====== MATERIAL
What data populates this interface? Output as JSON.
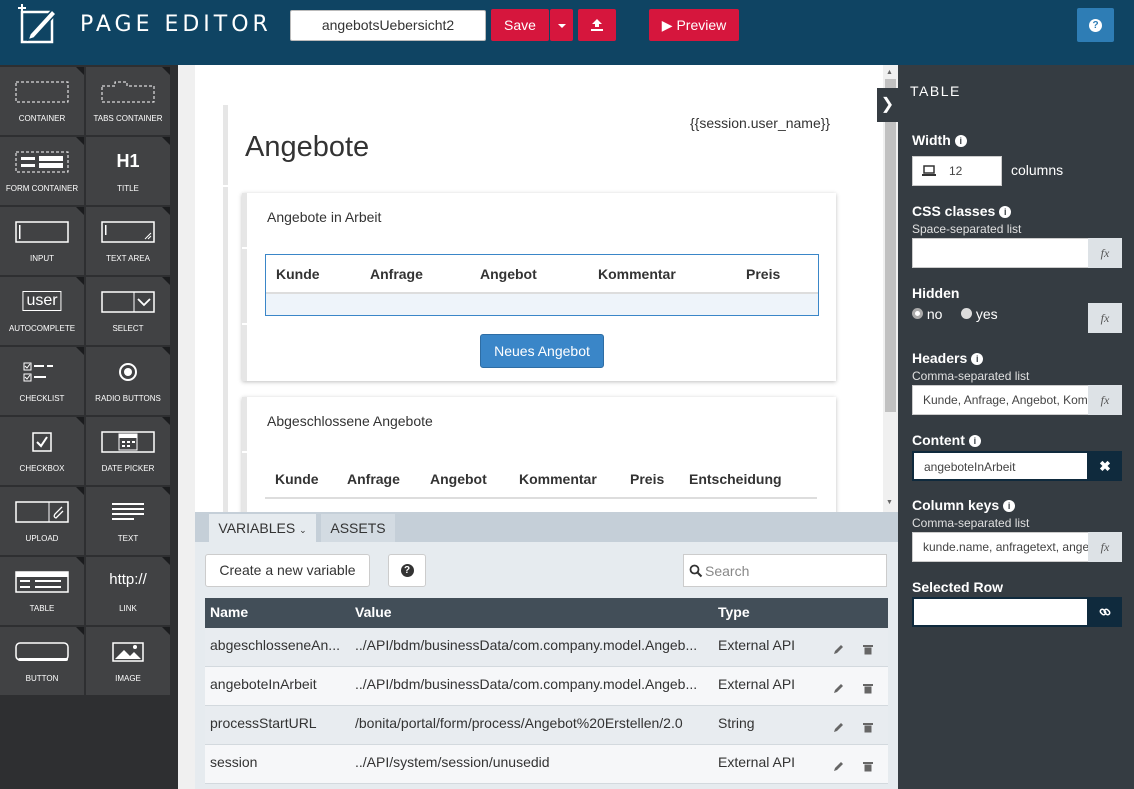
{
  "header": {
    "app_title": "PAGE EDITOR",
    "page_name": "angebotsUebersicht2",
    "save_label": "Save",
    "preview_label": "Preview"
  },
  "palette": {
    "items": [
      {
        "label": "CONTAINER",
        "icon": "container-icon"
      },
      {
        "label": "TABS CONTAINER",
        "icon": "tabs-container-icon"
      },
      {
        "label": "FORM CONTAINER",
        "icon": "form-container-icon"
      },
      {
        "label": "TITLE",
        "icon": "title-icon",
        "glyph": "H1"
      },
      {
        "label": "INPUT",
        "icon": "input-icon"
      },
      {
        "label": "TEXT AREA",
        "icon": "text-area-icon"
      },
      {
        "label": "AUTOCOMPLETE",
        "icon": "autocomplete-icon",
        "glyph": "user"
      },
      {
        "label": "SELECT",
        "icon": "select-icon"
      },
      {
        "label": "CHECKLIST",
        "icon": "checklist-icon"
      },
      {
        "label": "RADIO BUTTONS",
        "icon": "radio-buttons-icon"
      },
      {
        "label": "CHECKBOX",
        "icon": "checkbox-icon"
      },
      {
        "label": "DATE PICKER",
        "icon": "date-picker-icon"
      },
      {
        "label": "UPLOAD",
        "icon": "upload-icon"
      },
      {
        "label": "TEXT",
        "icon": "text-icon"
      },
      {
        "label": "TABLE",
        "icon": "table-icon"
      },
      {
        "label": "LINK",
        "icon": "link-icon",
        "glyph": "http://"
      },
      {
        "label": "BUTTON",
        "icon": "button-icon"
      },
      {
        "label": "IMAGE",
        "icon": "image-icon"
      }
    ]
  },
  "canvas": {
    "session_expr": "{{session.user_name}}",
    "title": "Angebote",
    "section1_title": "Angebote in Arbeit",
    "table1_headers": [
      "Kunde",
      "Anfrage",
      "Angebot",
      "Kommentar",
      "Preis"
    ],
    "new_offer_button": "Neues Angebot",
    "section2_title": "Abgeschlossene Angebote",
    "table2_headers": [
      "Kunde",
      "Anfrage",
      "Angebot",
      "Kommentar",
      "Preis",
      "Entscheidung"
    ]
  },
  "bottom_panel": {
    "tabs": [
      "VARIABLES",
      "ASSETS"
    ],
    "create_button": "Create a new variable",
    "search_placeholder": "Search",
    "columns": [
      "Name",
      "Value",
      "Type"
    ],
    "rows": [
      {
        "name": "abgeschlosseneAn...",
        "value": "../API/bdm/businessData/com.company.model.Angeb...",
        "type": "External API"
      },
      {
        "name": "angeboteInArbeit",
        "value": "../API/bdm/businessData/com.company.model.Angeb...",
        "type": "External API"
      },
      {
        "name": "processStartURL",
        "value": "/bonita/portal/form/process/Angebot%20Erstellen/2.0",
        "type": "String"
      },
      {
        "name": "session",
        "value": "../API/system/session/unusedid",
        "type": "External API"
      }
    ]
  },
  "properties": {
    "section_title": "TABLE",
    "width_label": "Width",
    "width_value": "12",
    "width_unit": "columns",
    "css_label": "CSS classes",
    "css_sub": "Space-separated list",
    "css_value": "",
    "hidden_label": "Hidden",
    "hidden_no": "no",
    "hidden_yes": "yes",
    "headers_label": "Headers",
    "headers_sub": "Comma-separated list",
    "headers_value": "Kunde, Anfrage, Angebot, Kommentar, Preis",
    "content_label": "Content",
    "content_value": "angeboteInArbeit",
    "colkeys_label": "Column keys",
    "colkeys_sub": "Comma-separated list",
    "colkeys_value": "kunde.name, anfragetext, angebot",
    "selected_label": "Selected Row",
    "selected_value": ""
  },
  "colors": {
    "header_bg": "#0f4463",
    "accent_red": "#d6163d",
    "panel_dark": "#353c42",
    "button_blue": "#3a86c8"
  }
}
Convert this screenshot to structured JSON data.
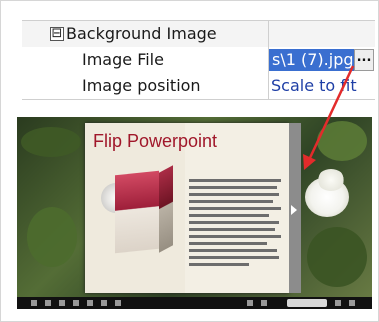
{
  "properties": {
    "group_toggle": "⊟",
    "group_label": "Background Image",
    "rows": [
      {
        "label": "Image File",
        "value": "s\\1 (7).jpg",
        "button": "..."
      },
      {
        "label": "Image position",
        "value": "Scale to fit"
      }
    ]
  },
  "preview": {
    "book_title": "Flip Powerpoint",
    "colors": {
      "accent": "#a0172a",
      "arrow": "#e32b2b",
      "selection": "#3a6fd0"
    }
  }
}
============
WHAT YOU HAVE TO DO:
Reproduce the full listing above verbatim, with no pictures included.

OUTPUT FOR THIS TASK:
What data populates this interface? Output as JSON.
{
  "header": {
    "app_title": "PAGE EDITOR",
    "page_name": "angebotsUebersicht2",
    "save_label": "Save",
    "preview_label": "Preview"
  },
  "palette": {
    "items": [
      {
        "label": "CONTAINER",
        "icon": "container-icon"
      },
      {
        "label": "TABS CONTAINER",
        "icon": "tabs-container-icon"
      },
      {
        "label": "FORM CONTAINER",
        "icon": "form-container-icon"
      },
      {
        "label": "TITLE",
        "icon": "title-icon",
        "glyph": "H1"
      },
      {
        "label": "INPUT",
        "icon": "input-icon"
      },
      {
        "label": "TEXT AREA",
        "icon": "text-area-icon"
      },
      {
        "label": "AUTOCOMPLETE",
        "icon": "autocomplete-icon",
        "glyph": "user"
      },
      {
        "label": "SELECT",
        "icon": "select-icon"
      },
      {
        "label": "CHECKLIST",
        "icon": "checklist-icon"
      },
      {
        "label": "RADIO BUTTONS",
        "icon": "radio-buttons-icon"
      },
      {
        "label": "CHECKBOX",
        "icon": "checkbox-icon"
      },
      {
        "label": "DATE PICKER",
        "icon": "date-picker-icon"
      },
      {
        "label": "UPLOAD",
        "icon": "upload-icon"
      },
      {
        "label": "TEXT",
        "icon": "text-icon"
      },
      {
        "label": "TABLE",
        "icon": "table-icon"
      },
      {
        "label": "LINK",
        "icon": "link-icon",
        "glyph": "http://"
      },
      {
        "label": "BUTTON",
        "icon": "button-icon"
      },
      {
        "label": "IMAGE",
        "icon": "image-icon"
      }
    ]
  },
  "canvas": {
    "session_expr": "{{session.user_name}}",
    "title": "Angebote",
    "section1_title": "Angebote in Arbeit",
    "table1_headers": [
      "Kunde",
      "Anfrage",
      "Angebot",
      "Kommentar",
      "Preis"
    ],
    "new_offer_button": "Neues Angebot",
    "section2_title": "Abgeschlossene Angebote",
    "table2_headers": [
      "Kunde",
      "Anfrage",
      "Angebot",
      "Kommentar",
      "Preis",
      "Entscheidung"
    ]
  },
  "bottom_panel": {
    "tabs": [
      "VARIABLES",
      "ASSETS"
    ],
    "create_button": "Create a new variable",
    "search_placeholder": "Search",
    "columns": [
      "Name",
      "Value",
      "Type"
    ],
    "rows": [
      {
        "name": "abgeschlosseneAn...",
        "value": "../API/bdm/businessData/com.company.model.Angeb...",
        "type": "External API"
      },
      {
        "name": "angeboteInArbeit",
        "value": "../API/bdm/businessData/com.company.model.Angeb...",
        "type": "External API"
      },
      {
        "name": "processStartURL",
        "value": "/bonita/portal/form/process/Angebot%20Erstellen/2.0",
        "type": "String"
      },
      {
        "name": "session",
        "value": "../API/system/session/unusedid",
        "type": "External API"
      }
    ]
  },
  "properties": {
    "section_title": "TABLE",
    "width_label": "Width",
    "width_value": "12",
    "width_unit": "columns",
    "css_label": "CSS classes",
    "css_sub": "Space-separated list",
    "css_value": "",
    "hidden_label": "Hidden",
    "hidden_no": "no",
    "hidden_yes": "yes",
    "headers_label": "Headers",
    "headers_sub": "Comma-separated list",
    "headers_value": "Kunde, Anfrage, Angebot, Kommentar, Preis",
    "content_label": "Content",
    "content_value": "angeboteInArbeit",
    "colkeys_label": "Column keys",
    "colkeys_sub": "Comma-separated list",
    "colkeys_value": "kunde.name, anfragetext, angebot",
    "selected_label": "Selected Row",
    "selected_value": ""
  },
  "colors": {
    "header_bg": "#0f4463",
    "accent_red": "#d6163d",
    "panel_dark": "#353c42",
    "button_blue": "#3a86c8"
  }
}
Convert this screenshot to structured JSON data.
{
  "properties": {
    "group_toggle": "⊟",
    "group_label": "Background Image",
    "rows": [
      {
        "label": "Image File",
        "value": "s\\1 (7).jpg",
        "button": "..."
      },
      {
        "label": "Image position",
        "value": "Scale to fit"
      }
    ]
  },
  "preview": {
    "book_title": "Flip Powerpoint",
    "colors": {
      "accent": "#a0172a",
      "arrow": "#e32b2b",
      "selection": "#3a6fd0"
    }
  }
}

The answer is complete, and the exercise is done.